● **WHAT THIS TASK INVOLVES**: Except for images, print the whole listing verbatim.
___ EXCERPTED DATA
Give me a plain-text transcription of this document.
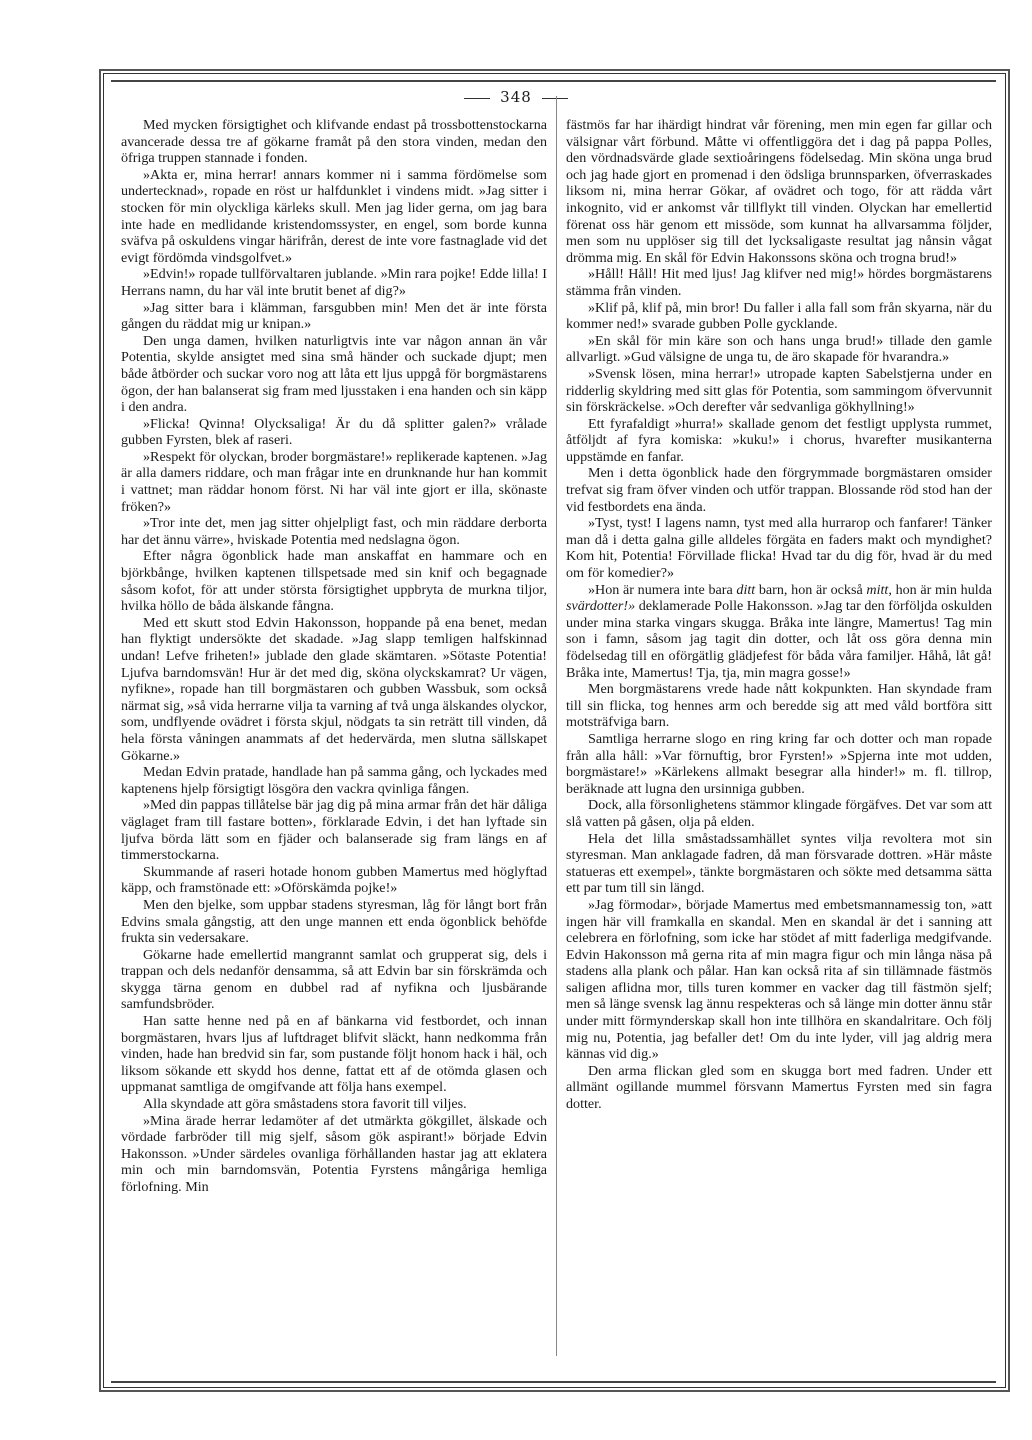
348

Med mycken försigtighet och klifvande endast på trossbottenstockarna avancerade dessa tre af gökarne framåt på den stora vinden, medan den öfriga truppen stannade i fonden.

»Akta er, mina herrar! annars kommer ni i samma fördömelse som undertecknad», ropade en röst ur halfdunklet i vindens midt. »Jag sitter i stocken för min olyckliga kärleks skull. Men jag lider gerna, om jag bara inte hade en medlidande kristendomssyster, en engel, som borde kunna sväfva på oskuldens vingar härifrån, derest de inte vore fastnaglade vid det evigt fördömda vindsgolfvet.»

»Edvin!» ropade tullförvaltaren jublande. »Min rara pojke! Edde lilla! I Herrans namn, du har väl inte brutit benet af dig?»

»Jag sitter bara i klämman, farsgubben min! Men det är inte första gången du räddat mig ur knipan.»

Den unga damen, hvilken naturligtvis inte var någon annan än vår Potentia, skylde ansigtet med sina små händer och suckade djupt; men både åtbörder och suckar voro nog att låta ett ljus uppgå för borgmästarens ögon, der han balanserat sig fram med ljusstaken i ena handen och sin käpp i den andra.

»Flicka! Qvinna! Olycksaliga! Är du då splitter galen?» vrålade gubben Fyrsten, blek af raseri.

»Respekt för olyckan, broder borgmästare!» replikerade kaptenen. »Jag är alla damers riddare, och man frågar inte en drunknande hur han kommit i vattnet; man räddar honom först. Ni har väl inte gjort er illa, skönaste fröken?»

»Tror inte det, men jag sitter ohjelpligt fast, och min räddare derborta har det ännu värre», hviskade Potentia med nedslagna ögon.

Efter några ögonblick hade man anskaffat en hammare och en björkbånge, hvilken kaptenen tillspetsade med sin knif och begagnade såsom kofot, för att under största försigtighet uppbryta de murkna tiljor, hvilka höllo de båda älskande fångna.

Med ett skutt stod Edvin Hakonsson, hoppande på ena benet, medan han flyktigt undersökte det skadade. »Jag slapp temligen halfskinnad undan! Lefve friheten!» jublade den glade skämtaren. »Sötaste Potentia! Ljufva barndomsvän! Hur är det med dig, sköna olyckskamrat? Ur vägen, nyfikne», ropade han till borgmästaren och gubben Wassbuk, som också närmat sig, »så vida herrarne vilja ta varning af två unga älskandes olyckor, som, undflyende ovädret i första skjul, nödgats ta sin reträtt till vinden, då hela första våningen anammats af det hedervärda, men slutna sällskapet Gökarne.»

Medan Edvin pratade, handlade han på samma gång, och lyckades med kaptenens hjelp försigtigt lösgöra den vackra qvinliga fången.

»Med din pappas tillåtelse bär jag dig på mina armar från det här dåliga väglaget fram till fastare botten», förklarade Edvin, i det han lyftade sin ljufva börda lätt som en fjäder och balanserade sig fram längs en af timmerstockarna.

Skummande af raseri hotade honom gubben Mamertus med höglyftad käpp, och framstönade ett: »Oförskämda pojke!»

Men den bjelke, som uppbar stadens styresman, låg för långt bort från Edvins smala gångstig, att den unge mannen ett enda ögonblick behöfde frukta sin vedersakare.

Gökarne hade emellertid mangrannt samlat och grupperat sig, dels i trappan och dels nedanför densamma, så att Edvin bar sin förskrämda och skygga tärna genom en dubbel rad af nyfikna och ljusbärande samfundsbröder.

Han satte henne ned på en af bänkarna vid festbordet, och innan borgmästaren, hvars ljus af luftdraget blifvit släckt, hann nedkomma från vinden, hade han bredvid sin far, som pustande följt honom hack i häl, och liksom sökande ett skydd hos denne, fattat ett af de otömda glasen och uppmanat samtliga de omgifvande att följa hans exempel.

Alla skyndade att göra småstadens stora favorit till viljes.

»Mina ärade herrar ledamöter af det utmärkta gökgillet, älskade och vördade farbröder till mig sjelf, såsom gök aspirant!» började Edvin Hakonsson. »Under särdeles ovanliga förhållanden hastar jag att eklatera min och min barndomsvän, Potentia Fyrstens mångåriga hemliga förlofning. Min

fästmös far har ihärdigt hindrat vår förening, men min egen far gillar och välsignar vårt förbund. Måtte vi offentliggöra det i dag på pappa Polles, den vördnadsvärde glade sextioåringens födelsedag. Min sköna unga brud och jag hade gjort en promenad i den ödsliga brunnsparken, öfverraskades liksom ni, mina herrar Gökar, af ovädret och togo, för att rädda vårt inkognito, vid er ankomst vår tillflykt till vinden. Olyckan har emellertid förenat oss här genom ett missöde, som kunnat ha allvarsamma följder, men som nu upplöser sig till det lycksaligaste resultat jag nånsin vågat drömma mig. En skål för Edvin Hakonssons sköna och trogna brud!»

»Håll! Håll! Hit med ljus! Jag klifver ned mig!» hördes borgmästarens stämma från vinden.

»Klif på, klif på, min bror! Du faller i alla fall som från skyarna, när du kommer ned!» svarade gubben Polle gycklande.

»En skål för min käre son och hans unga brud!» tillade den gamle allvarligt. »Gud välsigne de unga tu, de äro skapade för hvarandra.»

»Svensk lösen, mina herrar!» utropade kapten Sabelstjerna under en ridderlig skyldring med sitt glas för Potentia, som sammingom öfvervunnit sin förskräckelse. »Och derefter vår sedvanliga gökhyllning!»

Ett fyrafaldigt »hurra!» skallade genom det festligt upplysta rummet, åtföljdt af fyra komiska: »kuku!» i chorus, hvarefter musikanterna uppstämde en fanfar.

Men i detta ögonblick hade den förgrymmade borgmästaren omsider trefvat sig fram öfver vinden och utför trappan. Blossande röd stod han der vid festbordets ena ända.

»Tyst, tyst! I lagens namn, tyst med alla hurrarop och fanfarer! Tänker man då i detta galna gille alldeles förgäta en faders makt och myndighet? Kom hit, Potentia! Förvillade flicka! Hvad tar du dig för, hvad är du med om för komedier?»

»Hon är numera inte bara ditt barn, hon är också mitt, hon är min hulda svärdotter!» deklamerade Polle Hakonsson. »Jag tar den förföljda oskulden under mina starka vingars skugga. Bråka inte längre, Mamertus! Tag min son i famn, såsom jag tagit din dotter, och låt oss göra denna min födelsedag till en oförgätlig glädjefest för båda våra familjer. Håhå, låt gå! Bråka inte, Mamertus! Tja, tja, min magra gosse!»

Men borgmästarens vrede hade nått kokpunkten. Han skyndade fram till sin flicka, tog hennes arm och beredde sig att med våld bortföra sitt motsträfviga barn.

Samtliga herrarne slogo en ring kring far och dotter och man ropade från alla håll: »Var förnuftig, bror Fyrsten!» »Spjerna inte mot udden, borgmästare!» »Kärlekens allmakt besegrar alla hinder!» m. fl. tillrop, beräknade att lugna den ursinniga gubben.

Dock, alla försonlighetens stämmor klingade förgäfves. Det var som att slå vatten på gåsen, olja på elden.

Hela det lilla småstadssamhället syntes vilja revoltera mot sin styresman. Man anklagade fadren, då man försvarade dottren. »Här måste statueras ett exempel», tänkte borgmästaren och sökte med detsamma sätta ett par tum till sin längd.

»Jag förmodar», började Mamertus med embetsmannamessig ton, »att ingen här vill framkalla en skandal. Men en skandal är det i sanning att celebrera en förlofning, som icke har stödet af mitt faderliga medgifvande. Edvin Hakonsson må gerna rita af min magra figur och min långa näsa på stadens alla plank och pålar. Han kan också rita af sin tillämnade fästmös saligen aflidna mor, tills turen kommer en vacker dag till fästmön sjelf; men så länge svensk lag ännu respekteras och så länge min dotter ännu står under mitt förmynderskap skall hon inte tillhöra en skandalritare. Och följ mig nu, Potentia, jag befaller det! Om du inte lyder, vill jag aldrig mera kännas vid dig.»

Den arma flickan gled som en skugga bort med fadren. Under ett allmänt ogillande mummel försvann Mamertus Fyrsten med sin fagra dotter.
______
● **EXPECTED ANSWER**:
Give me a plain-text transcription of this document.
348

Med mycken försigtighet och klifvande endast på trossbottenstockarna avancerade dessa tre af gökarne framåt på den stora vinden, medan den öfriga truppen stannade i fonden.

»Akta er, mina herrar! annars kommer ni i samma fördömelse som undertecknad», ropade en röst ur halfdunklet i vindens midt. »Jag sitter i stocken för min olyckliga kärleks skull. Men jag lider gerna, om jag bara inte hade en medlidande kristendomssyster, en engel, som borde kunna sväfva på oskuldens vingar härifrån, derest de inte vore fastnaglade vid det evigt fördömda vindsgolfvet.»

»Edvin!» ropade tullförvaltaren jublande. »Min rara pojke! Edde lilla! I Herrans namn, du har väl inte brutit benet af dig?»

»Jag sitter bara i klämman, farsgubben min! Men det är inte första gången du räddat mig ur knipan.»

Den unga damen, hvilken naturligtvis inte var någon annan än vår Potentia, skylde ansigtet med sina små händer och suckade djupt; men både åtbörder och suckar voro nog att låta ett ljus uppgå för borgmästarens ögon, der han balanserat sig fram med ljusstaken i ena handen och sin käpp i den andra.

»Flicka! Qvinna! Olycksaliga! Är du då splitter galen?» vrålade gubben Fyrsten, blek af raseri.

»Respekt för olyckan, broder borgmästare!» replikerade kaptenen. »Jag är alla damers riddare, och man frågar inte en drunknande hur han kommit i vattnet; man räddar honom först. Ni har väl inte gjort er illa, skönaste fröken?»

»Tror inte det, men jag sitter ohjelpligt fast, och min räddare derborta har det ännu värre», hviskade Potentia med nedslagna ögon.

Efter några ögonblick hade man anskaffat en hammare och en björkbånge, hvilken kaptenen tillspetsade med sin knif och begagnade såsom kofot, för att under största försigtighet uppbryta de murkna tiljor, hvilka höllo de båda älskande fångna.

Med ett skutt stod Edvin Hakonsson, hoppande på ena benet, medan han flyktigt undersökte det skadade. »Jag slapp temligen halfskinnad undan! Lefve friheten!» jublade den glade skämtaren. »Sötaste Potentia! Ljufva barndomsvän! Hur är det med dig, sköna olyckskamrat? Ur vägen, nyfikne», ropade han till borgmästaren och gubben Wassbuk, som också närmat sig, »så vida herrarne vilja ta varning af två unga älskandes olyckor, som, undflyende ovädret i första skjul, nödgats ta sin reträtt till vinden, då hela första våningen anammats af det hedervärda, men slutna sällskapet Gökarne.»

Medan Edvin pratade, handlade han på samma gång, och lyckades med kaptenens hjelp försigtigt lösgöra den vackra qvinliga fången.

»Med din pappas tillåtelse bär jag dig på mina armar från det här dåliga väglaget fram till fastare botten», förklarade Edvin, i det han lyftade sin ljufva börda lätt som en fjäder och balanserade sig fram längs en af timmerstockarna.

Skummande af raseri hotade honom gubben Mamertus med höglyftad käpp, och framstönade ett: »Oförskämda pojke!»

Men den bjelke, som uppbar stadens styresman, låg för långt bort från Edvins smala gångstig, att den unge mannen ett enda ögonblick behöfde frukta sin vedersakare.

Gökarne hade emellertid mangrannt samlat och grupperat sig, dels i trappan och dels nedanför densamma, så att Edvin bar sin förskrämda och skygga tärna genom en dubbel rad af nyfikna och ljusbärande samfundsbröder.

Han satte henne ned på en af bänkarna vid festbordet, och innan borgmästaren, hvars ljus af luftdraget blifvit släckt, hann nedkomma från vinden, hade han bredvid sin far, som pustande följt honom hack i häl, och liksom sökande ett skydd hos denne, fattat ett af de otömda glasen och uppmanat samtliga de omgifvande att följa hans exempel.

Alla skyndade att göra småstadens stora favorit till viljes.

»Mina ärade herrar ledamöter af det utmärkta gökgillet, älskade och vördade farbröder till mig sjelf, såsom gök aspirant!» började Edvin Hakonsson. »Under särdeles ovanliga förhållanden hastar jag att eklatera min och min barndomsvän, Potentia Fyrstens mångåriga hemliga förlofning. Min

fästmös far har ihärdigt hindrat vår förening, men min egen far gillar och välsignar vårt förbund. Måtte vi offentliggöra det i dag på pappa Polles, den vördnadsvärde glade sextioåringens födelsedag. Min sköna unga brud och jag hade gjort en promenad i den ödsliga brunnsparken, öfverraskades liksom ni, mina herrar Gökar, af ovädret och togo, för att rädda vårt inkognito, vid er ankomst vår tillflykt till vinden. Olyckan har emellertid förenat oss här genom ett missöde, som kunnat ha allvarsamma följder, men som nu upplöser sig till det lycksaligaste resultat jag nånsin vågat drömma mig. En skål för Edvin Hakonssons sköna och trogna brud!»

»Håll! Håll! Hit med ljus! Jag klifver ned mig!» hördes borgmästarens stämma från vinden.

»Klif på, klif på, min bror! Du faller i alla fall som från skyarna, när du kommer ned!» svarade gubben Polle gycklande.

»En skål för min käre son och hans unga brud!» tillade den gamle allvarligt. »Gud välsigne de unga tu, de äro skapade för hvarandra.»

»Svensk lösen, mina herrar!» utropade kapten Sabelstjerna under en ridderlig skyldring med sitt glas för Potentia, som sammingom öfvervunnit sin förskräckelse. »Och derefter vår sedvanliga gökhyllning!»

Ett fyrafaldigt »hurra!» skallade genom det festligt upplysta rummet, åtföljdt af fyra komiska: »kuku!» i chorus, hvarefter musikanterna uppstämde en fanfar.

Men i detta ögonblick hade den förgrymmade borgmästaren omsider trefvat sig fram öfver vinden och utför trappan. Blossande röd stod han der vid festbordets ena ända.

»Tyst, tyst! I lagens namn, tyst med alla hurrarop och fanfarer! Tänker man då i detta galna gille alldeles förgäta en faders makt och myndighet? Kom hit, Potentia! Förvillade flicka! Hvad tar du dig för, hvad är du med om för komedier?»

»Hon är numera inte bara ditt barn, hon är också mitt, hon är min hulda svärdotter!» deklamerade Polle Hakonsson. »Jag tar den förföljda oskulden under mina starka vingars skugga. Bråka inte längre, Mamertus! Tag min son i famn, såsom jag tagit din dotter, och låt oss göra denna min födelsedag till en oförgätlig glädjefest för båda våra familjer. Håhå, låt gå! Bråka inte, Mamertus! Tja, tja, min magra gosse!»

Men borgmästarens vrede hade nått kokpunkten. Han skyndade fram till sin flicka, tog hennes arm och beredde sig att med våld bortföra sitt motsträfviga barn.

Samtliga herrarne slogo en ring kring far och dotter och man ropade från alla håll: »Var förnuftig, bror Fyrsten!» »Spjerna inte mot udden, borgmästare!» »Kärlekens allmakt besegrar alla hinder!» m. fl. tillrop, beräknade att lugna den ursinniga gubben.

Dock, alla försonlighetens stämmor klingade förgäfves. Det var som att slå vatten på gåsen, olja på elden.

Hela det lilla småstadssamhället syntes vilja revoltera mot sin styresman. Man anklagade fadren, då man försvarade dottren. »Här måste statueras ett exempel», tänkte borgmästaren och sökte med detsamma sätta ett par tum till sin längd.

»Jag förmodar», började Mamertus med embetsmannamessig ton, »att ingen här vill framkalla en skandal. Men en skandal är det i sanning att celebrera en förlofning, som icke har stödet af mitt faderliga medgifvande. Edvin Hakonsson må gerna rita af min magra figur och min långa näsa på stadens alla plank och pålar. Han kan också rita af sin tillämnade fästmös saligen aflidna mor, tills turen kommer en vacker dag till fästmön sjelf; men så länge svensk lag ännu respekteras och så länge min dotter ännu står under mitt förmynderskap skall hon inte tillhöra en skandalritare. Och följ mig nu, Potentia, jag befaller det! Om du inte lyder, vill jag aldrig mera kännas vid dig.»

Den arma flickan gled som en skugga bort med fadren. Under ett allmänt ogillande mummel försvann Mamertus Fyrsten med sin fagra dotter.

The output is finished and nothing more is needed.